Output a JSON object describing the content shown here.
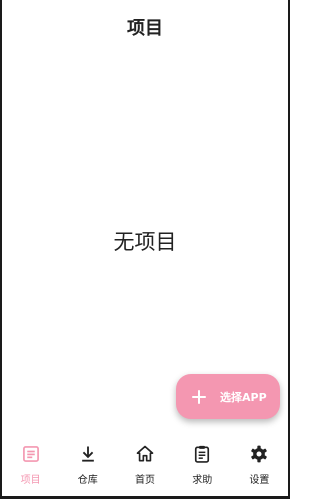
{
  "header": {
    "title": "项目"
  },
  "main": {
    "empty_text": "无项目"
  },
  "fab": {
    "label": "选择APP",
    "icon": "plus-icon"
  },
  "nav": {
    "active_color": "#f497b1",
    "items": [
      {
        "label": "项目",
        "icon": "list-icon",
        "active": true
      },
      {
        "label": "仓库",
        "icon": "download-icon",
        "active": false
      },
      {
        "label": "首页",
        "icon": "home-icon",
        "active": false
      },
      {
        "label": "求助",
        "icon": "clipboard-icon",
        "active": false
      },
      {
        "label": "设置",
        "icon": "gear-icon",
        "active": false
      }
    ]
  },
  "colors": {
    "accent": "#f497b1",
    "text": "#222222",
    "background": "#ffffff"
  }
}
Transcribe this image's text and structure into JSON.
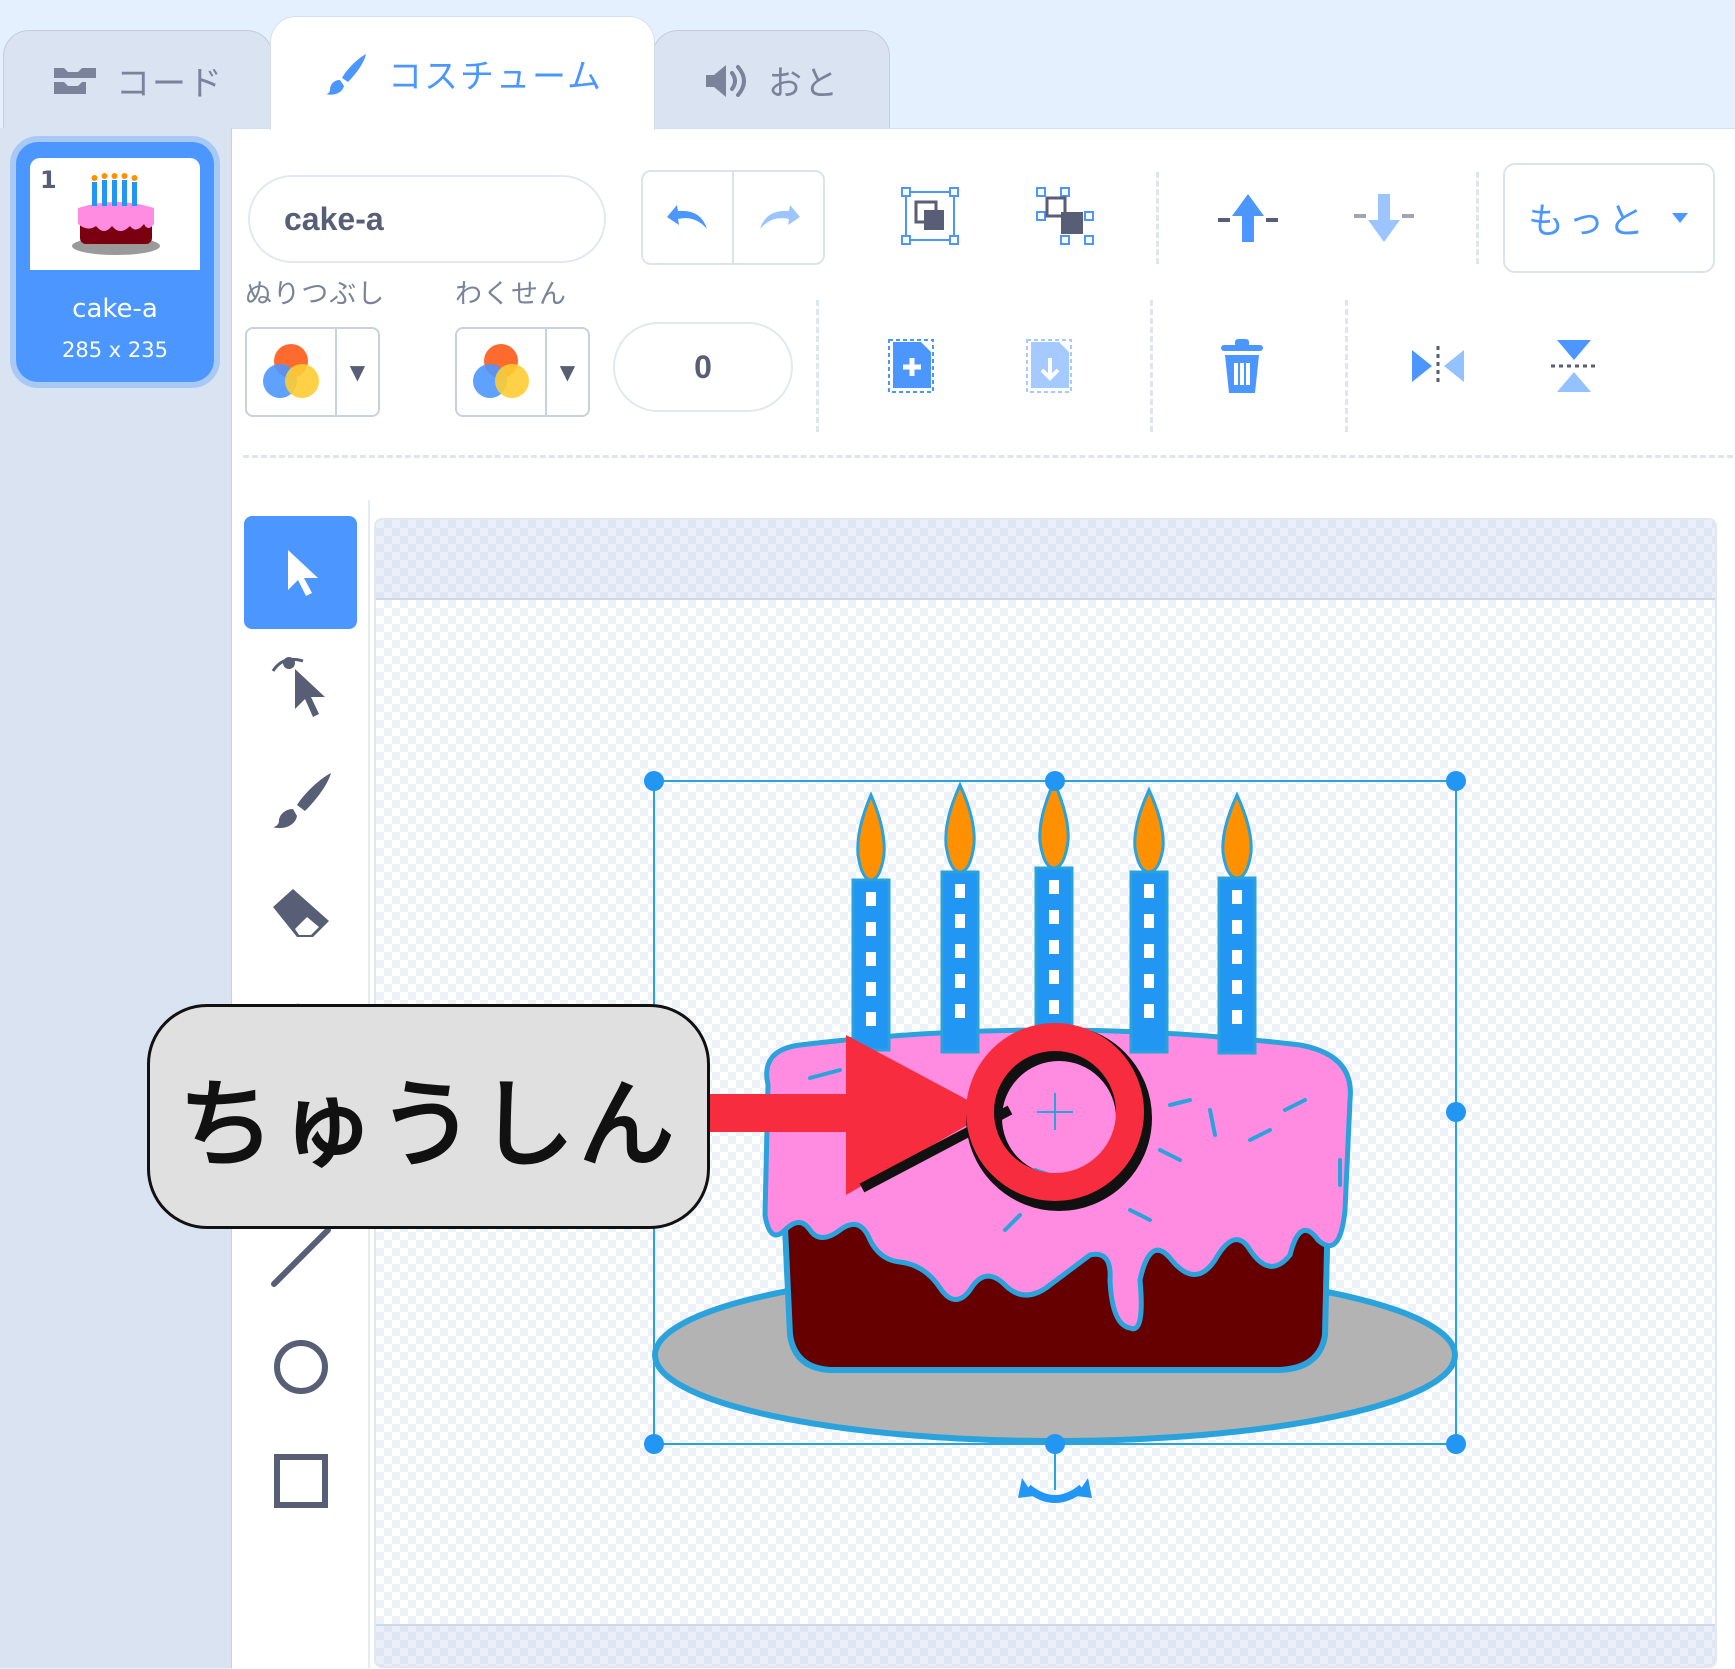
{
  "tabs": [
    {
      "label": "コード",
      "icon": "code-blocks-icon"
    },
    {
      "label": "コスチューム",
      "icon": "brush-icon",
      "active": true
    },
    {
      "label": "おと",
      "icon": "speaker-icon"
    }
  ],
  "costumes": [
    {
      "number": "1",
      "name": "cake-a",
      "size": "285 x 235",
      "selected": true
    }
  ],
  "toolbar": {
    "costume_name": "cake-a",
    "more_label": "もっと",
    "fill_label": "ぬりつぶし",
    "outline_label": "わくせん",
    "stroke_width": "0"
  },
  "tools": [
    "select-tool",
    "reshape-tool",
    "brush-tool",
    "eraser-tool",
    "fill-tool",
    "text-tool",
    "line-tool",
    "circle-tool",
    "rectangle-tool"
  ],
  "annotation": {
    "callout_text": "ちゅうしん"
  },
  "colors": {
    "accent": "#4c97ff",
    "callout_arrow": "#f72c3f",
    "icing": "#ff8ce0",
    "cake": "#660000",
    "plate": "#b3b3b3",
    "candle": "#2196f3",
    "flame": "#ff9000"
  }
}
⁂
What this task involves: Your task is to reproduce all of the material exactly. The pictures stay out.

Exercise response:
Output a JSON object describing the content shown here.
{
  "header": {
    "title": "项目"
  },
  "main": {
    "empty_text": "无项目"
  },
  "fab": {
    "label": "选择APP",
    "icon": "plus-icon"
  },
  "nav": {
    "active_color": "#f497b1",
    "items": [
      {
        "label": "项目",
        "icon": "list-icon",
        "active": true
      },
      {
        "label": "仓库",
        "icon": "download-icon",
        "active": false
      },
      {
        "label": "首页",
        "icon": "home-icon",
        "active": false
      },
      {
        "label": "求助",
        "icon": "clipboard-icon",
        "active": false
      },
      {
        "label": "设置",
        "icon": "gear-icon",
        "active": false
      }
    ]
  },
  "colors": {
    "accent": "#f497b1",
    "text": "#222222",
    "background": "#ffffff"
  }
}
Transcribe this image's text and structure into JSON.
{
  "tabs": [
    {
      "label": "コード",
      "icon": "code-blocks-icon"
    },
    {
      "label": "コスチューム",
      "icon": "brush-icon",
      "active": true
    },
    {
      "label": "おと",
      "icon": "speaker-icon"
    }
  ],
  "costumes": [
    {
      "number": "1",
      "name": "cake-a",
      "size": "285 x 235",
      "selected": true
    }
  ],
  "toolbar": {
    "costume_name": "cake-a",
    "more_label": "もっと",
    "fill_label": "ぬりつぶし",
    "outline_label": "わくせん",
    "stroke_width": "0"
  },
  "tools": [
    "select-tool",
    "reshape-tool",
    "brush-tool",
    "eraser-tool",
    "fill-tool",
    "text-tool",
    "line-tool",
    "circle-tool",
    "rectangle-tool"
  ],
  "annotation": {
    "callout_text": "ちゅうしん"
  },
  "colors": {
    "accent": "#4c97ff",
    "callout_arrow": "#f72c3f",
    "icing": "#ff8ce0",
    "cake": "#660000",
    "plate": "#b3b3b3",
    "candle": "#2196f3",
    "flame": "#ff9000"
  }
}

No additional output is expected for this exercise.